═══ Data listing ═══

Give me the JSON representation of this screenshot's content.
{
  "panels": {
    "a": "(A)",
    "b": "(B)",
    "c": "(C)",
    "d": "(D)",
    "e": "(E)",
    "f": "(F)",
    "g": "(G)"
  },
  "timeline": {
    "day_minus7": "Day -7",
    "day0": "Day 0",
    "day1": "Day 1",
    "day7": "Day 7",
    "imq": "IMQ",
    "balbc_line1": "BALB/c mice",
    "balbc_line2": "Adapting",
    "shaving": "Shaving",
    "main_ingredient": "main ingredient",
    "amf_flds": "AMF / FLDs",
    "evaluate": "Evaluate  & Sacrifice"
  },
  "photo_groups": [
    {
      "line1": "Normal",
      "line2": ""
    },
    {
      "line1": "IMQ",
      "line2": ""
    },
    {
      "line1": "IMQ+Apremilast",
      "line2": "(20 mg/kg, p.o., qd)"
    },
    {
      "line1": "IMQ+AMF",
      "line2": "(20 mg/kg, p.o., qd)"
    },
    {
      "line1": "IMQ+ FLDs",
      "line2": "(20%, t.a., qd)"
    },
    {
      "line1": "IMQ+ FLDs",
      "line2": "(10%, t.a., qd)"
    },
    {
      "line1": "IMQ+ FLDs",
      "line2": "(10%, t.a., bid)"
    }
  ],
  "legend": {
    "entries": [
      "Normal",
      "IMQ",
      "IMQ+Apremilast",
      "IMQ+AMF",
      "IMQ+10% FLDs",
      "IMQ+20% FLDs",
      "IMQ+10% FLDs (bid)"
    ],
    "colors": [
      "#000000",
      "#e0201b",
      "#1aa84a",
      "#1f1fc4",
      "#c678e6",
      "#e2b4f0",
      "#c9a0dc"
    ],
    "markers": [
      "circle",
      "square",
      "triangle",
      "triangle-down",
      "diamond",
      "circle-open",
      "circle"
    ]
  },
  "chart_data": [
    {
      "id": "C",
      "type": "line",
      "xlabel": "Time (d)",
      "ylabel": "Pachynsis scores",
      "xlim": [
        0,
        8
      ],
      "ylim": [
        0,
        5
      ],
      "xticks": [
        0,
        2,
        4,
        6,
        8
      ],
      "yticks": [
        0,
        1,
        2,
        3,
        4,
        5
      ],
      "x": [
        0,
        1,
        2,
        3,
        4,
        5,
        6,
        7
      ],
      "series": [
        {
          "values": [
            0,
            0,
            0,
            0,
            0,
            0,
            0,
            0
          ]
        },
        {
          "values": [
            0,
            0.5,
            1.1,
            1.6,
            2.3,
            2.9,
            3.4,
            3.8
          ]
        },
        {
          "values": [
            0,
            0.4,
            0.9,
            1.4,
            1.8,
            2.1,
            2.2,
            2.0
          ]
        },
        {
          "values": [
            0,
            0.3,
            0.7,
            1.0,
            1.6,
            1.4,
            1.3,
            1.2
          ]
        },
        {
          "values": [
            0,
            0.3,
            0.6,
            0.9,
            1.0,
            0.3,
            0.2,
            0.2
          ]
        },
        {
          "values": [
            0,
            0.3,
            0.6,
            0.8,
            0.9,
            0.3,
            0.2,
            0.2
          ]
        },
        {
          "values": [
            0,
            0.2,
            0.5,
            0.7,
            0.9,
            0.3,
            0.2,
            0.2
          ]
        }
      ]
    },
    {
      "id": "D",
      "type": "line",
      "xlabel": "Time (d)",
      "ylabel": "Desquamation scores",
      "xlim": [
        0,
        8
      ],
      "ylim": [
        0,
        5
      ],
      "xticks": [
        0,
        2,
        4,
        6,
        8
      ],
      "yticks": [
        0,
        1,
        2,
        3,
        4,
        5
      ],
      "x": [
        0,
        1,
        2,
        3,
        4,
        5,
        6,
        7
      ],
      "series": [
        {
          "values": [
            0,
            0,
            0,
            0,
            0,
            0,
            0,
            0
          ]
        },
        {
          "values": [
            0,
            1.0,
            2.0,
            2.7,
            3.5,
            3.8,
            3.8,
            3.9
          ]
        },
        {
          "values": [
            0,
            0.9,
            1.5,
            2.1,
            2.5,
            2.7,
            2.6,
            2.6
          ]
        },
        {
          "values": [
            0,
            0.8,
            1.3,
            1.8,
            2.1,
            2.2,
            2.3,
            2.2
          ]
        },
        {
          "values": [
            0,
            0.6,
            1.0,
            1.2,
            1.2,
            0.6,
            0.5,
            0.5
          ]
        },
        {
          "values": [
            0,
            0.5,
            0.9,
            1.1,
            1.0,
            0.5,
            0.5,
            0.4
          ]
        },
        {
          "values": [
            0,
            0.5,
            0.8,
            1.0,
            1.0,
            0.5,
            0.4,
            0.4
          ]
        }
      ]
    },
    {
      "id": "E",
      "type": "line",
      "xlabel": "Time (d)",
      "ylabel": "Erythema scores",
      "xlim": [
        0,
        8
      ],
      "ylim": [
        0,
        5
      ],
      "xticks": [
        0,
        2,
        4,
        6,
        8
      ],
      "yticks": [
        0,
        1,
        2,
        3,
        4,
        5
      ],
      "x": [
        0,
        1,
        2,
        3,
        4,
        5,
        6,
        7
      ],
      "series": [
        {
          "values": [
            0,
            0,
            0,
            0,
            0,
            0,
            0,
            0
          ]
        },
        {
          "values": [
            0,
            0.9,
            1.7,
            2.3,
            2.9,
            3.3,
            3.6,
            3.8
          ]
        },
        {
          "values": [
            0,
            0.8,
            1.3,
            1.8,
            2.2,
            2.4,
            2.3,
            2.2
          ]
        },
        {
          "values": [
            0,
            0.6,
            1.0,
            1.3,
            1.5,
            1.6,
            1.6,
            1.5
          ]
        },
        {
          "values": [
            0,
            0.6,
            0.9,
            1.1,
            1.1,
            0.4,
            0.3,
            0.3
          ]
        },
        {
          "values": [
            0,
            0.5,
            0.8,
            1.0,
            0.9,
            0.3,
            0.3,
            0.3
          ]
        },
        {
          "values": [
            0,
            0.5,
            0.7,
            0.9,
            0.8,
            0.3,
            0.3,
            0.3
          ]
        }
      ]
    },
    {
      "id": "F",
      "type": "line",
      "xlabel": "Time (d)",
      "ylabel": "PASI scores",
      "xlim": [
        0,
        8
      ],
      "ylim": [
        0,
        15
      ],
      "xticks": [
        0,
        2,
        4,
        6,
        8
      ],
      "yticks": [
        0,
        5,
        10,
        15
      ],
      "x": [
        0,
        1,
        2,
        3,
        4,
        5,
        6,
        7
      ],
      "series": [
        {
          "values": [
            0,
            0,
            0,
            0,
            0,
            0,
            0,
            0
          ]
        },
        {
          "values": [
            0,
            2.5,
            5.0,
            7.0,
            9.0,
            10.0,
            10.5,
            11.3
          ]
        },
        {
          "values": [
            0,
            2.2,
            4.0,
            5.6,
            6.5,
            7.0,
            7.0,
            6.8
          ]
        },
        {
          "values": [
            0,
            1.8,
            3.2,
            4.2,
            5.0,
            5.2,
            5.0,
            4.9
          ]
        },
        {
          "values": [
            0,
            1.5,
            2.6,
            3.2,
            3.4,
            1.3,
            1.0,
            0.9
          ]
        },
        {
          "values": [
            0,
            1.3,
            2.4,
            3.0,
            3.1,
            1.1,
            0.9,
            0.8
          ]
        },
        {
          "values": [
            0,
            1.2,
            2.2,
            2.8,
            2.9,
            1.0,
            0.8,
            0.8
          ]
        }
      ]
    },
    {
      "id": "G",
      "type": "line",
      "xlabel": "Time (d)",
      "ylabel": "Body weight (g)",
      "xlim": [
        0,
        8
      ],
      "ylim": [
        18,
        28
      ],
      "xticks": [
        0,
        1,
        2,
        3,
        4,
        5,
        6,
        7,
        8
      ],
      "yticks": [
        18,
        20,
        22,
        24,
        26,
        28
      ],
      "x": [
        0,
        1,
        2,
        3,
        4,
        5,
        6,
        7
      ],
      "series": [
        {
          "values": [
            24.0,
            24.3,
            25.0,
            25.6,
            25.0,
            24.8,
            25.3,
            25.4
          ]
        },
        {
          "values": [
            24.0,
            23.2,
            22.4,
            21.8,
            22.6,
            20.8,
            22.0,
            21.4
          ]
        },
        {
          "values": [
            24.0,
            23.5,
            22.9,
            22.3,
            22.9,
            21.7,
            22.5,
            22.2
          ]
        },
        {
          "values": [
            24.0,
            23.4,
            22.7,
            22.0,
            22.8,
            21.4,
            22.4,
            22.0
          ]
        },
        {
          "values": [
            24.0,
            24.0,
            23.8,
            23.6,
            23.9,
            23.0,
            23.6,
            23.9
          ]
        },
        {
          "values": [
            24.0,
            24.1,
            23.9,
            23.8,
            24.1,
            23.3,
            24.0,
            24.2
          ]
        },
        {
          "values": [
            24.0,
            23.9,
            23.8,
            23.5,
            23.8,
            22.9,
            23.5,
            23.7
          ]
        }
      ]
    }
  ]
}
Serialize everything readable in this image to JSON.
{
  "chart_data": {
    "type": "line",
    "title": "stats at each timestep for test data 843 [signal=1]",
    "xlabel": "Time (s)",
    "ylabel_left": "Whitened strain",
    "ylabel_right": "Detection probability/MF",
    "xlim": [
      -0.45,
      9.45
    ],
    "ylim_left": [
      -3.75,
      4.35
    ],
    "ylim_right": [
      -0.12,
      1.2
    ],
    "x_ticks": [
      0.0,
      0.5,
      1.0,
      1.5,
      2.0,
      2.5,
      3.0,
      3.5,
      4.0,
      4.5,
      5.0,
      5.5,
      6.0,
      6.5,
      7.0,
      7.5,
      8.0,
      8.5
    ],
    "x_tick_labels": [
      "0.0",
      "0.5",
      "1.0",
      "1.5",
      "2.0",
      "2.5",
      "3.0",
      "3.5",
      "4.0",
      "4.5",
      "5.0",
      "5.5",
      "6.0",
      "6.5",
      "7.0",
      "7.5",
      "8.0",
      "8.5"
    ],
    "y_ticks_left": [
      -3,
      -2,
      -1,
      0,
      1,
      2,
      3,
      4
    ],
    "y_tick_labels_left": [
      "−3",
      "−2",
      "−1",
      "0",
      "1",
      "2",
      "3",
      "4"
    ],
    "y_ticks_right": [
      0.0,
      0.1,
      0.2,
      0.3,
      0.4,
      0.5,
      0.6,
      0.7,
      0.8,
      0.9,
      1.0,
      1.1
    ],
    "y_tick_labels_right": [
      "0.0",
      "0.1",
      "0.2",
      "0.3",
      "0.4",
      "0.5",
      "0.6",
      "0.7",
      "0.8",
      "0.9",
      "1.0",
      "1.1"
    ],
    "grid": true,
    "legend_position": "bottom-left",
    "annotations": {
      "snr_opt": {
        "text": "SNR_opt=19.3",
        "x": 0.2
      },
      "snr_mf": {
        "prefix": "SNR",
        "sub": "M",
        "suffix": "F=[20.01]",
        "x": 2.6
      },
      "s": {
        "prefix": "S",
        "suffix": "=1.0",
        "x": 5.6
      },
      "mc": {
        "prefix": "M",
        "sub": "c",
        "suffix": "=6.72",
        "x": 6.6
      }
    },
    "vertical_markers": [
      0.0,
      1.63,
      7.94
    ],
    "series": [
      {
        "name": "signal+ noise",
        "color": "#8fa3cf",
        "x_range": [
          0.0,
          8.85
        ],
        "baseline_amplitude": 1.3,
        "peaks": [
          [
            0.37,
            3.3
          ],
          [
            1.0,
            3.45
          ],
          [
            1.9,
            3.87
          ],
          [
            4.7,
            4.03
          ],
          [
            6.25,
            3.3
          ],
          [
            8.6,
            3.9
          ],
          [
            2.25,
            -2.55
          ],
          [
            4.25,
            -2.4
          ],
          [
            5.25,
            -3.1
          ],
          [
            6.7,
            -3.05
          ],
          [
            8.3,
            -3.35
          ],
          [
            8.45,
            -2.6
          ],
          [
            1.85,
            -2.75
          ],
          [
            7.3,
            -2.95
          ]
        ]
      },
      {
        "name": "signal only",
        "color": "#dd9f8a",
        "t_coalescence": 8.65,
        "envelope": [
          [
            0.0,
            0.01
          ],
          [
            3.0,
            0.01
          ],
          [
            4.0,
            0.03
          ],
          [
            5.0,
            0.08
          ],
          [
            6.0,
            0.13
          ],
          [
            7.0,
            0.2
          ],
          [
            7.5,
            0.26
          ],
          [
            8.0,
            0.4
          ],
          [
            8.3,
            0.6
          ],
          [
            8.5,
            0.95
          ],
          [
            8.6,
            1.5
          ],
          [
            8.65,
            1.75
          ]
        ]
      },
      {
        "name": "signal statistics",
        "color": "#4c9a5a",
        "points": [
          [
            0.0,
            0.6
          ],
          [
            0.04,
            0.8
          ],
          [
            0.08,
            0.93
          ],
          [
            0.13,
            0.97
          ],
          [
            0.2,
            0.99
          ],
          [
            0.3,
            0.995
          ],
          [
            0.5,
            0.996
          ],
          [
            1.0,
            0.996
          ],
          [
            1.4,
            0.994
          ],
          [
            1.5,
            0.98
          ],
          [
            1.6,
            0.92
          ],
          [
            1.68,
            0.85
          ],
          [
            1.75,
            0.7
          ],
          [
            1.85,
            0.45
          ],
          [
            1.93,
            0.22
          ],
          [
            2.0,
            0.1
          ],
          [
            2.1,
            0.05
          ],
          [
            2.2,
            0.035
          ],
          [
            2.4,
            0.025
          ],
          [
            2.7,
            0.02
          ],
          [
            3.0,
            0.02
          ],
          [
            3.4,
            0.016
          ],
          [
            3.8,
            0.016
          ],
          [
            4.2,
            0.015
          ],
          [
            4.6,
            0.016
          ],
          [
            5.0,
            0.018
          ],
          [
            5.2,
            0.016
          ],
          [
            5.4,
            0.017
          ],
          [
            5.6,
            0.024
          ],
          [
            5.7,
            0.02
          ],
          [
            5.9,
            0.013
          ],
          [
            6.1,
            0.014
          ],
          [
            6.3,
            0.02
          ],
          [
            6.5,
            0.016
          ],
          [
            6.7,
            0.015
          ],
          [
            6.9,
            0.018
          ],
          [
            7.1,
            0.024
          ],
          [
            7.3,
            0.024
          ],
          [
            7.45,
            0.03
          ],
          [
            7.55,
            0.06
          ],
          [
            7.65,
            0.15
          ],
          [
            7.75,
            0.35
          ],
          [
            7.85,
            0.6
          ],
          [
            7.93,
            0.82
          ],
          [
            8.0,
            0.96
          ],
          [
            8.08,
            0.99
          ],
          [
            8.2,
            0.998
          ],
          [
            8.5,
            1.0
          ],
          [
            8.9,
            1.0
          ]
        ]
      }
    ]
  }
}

═══

How many lines of these entries contain "Apremilast"? Answer with the number and nothing else.

> **Worked solution**:
2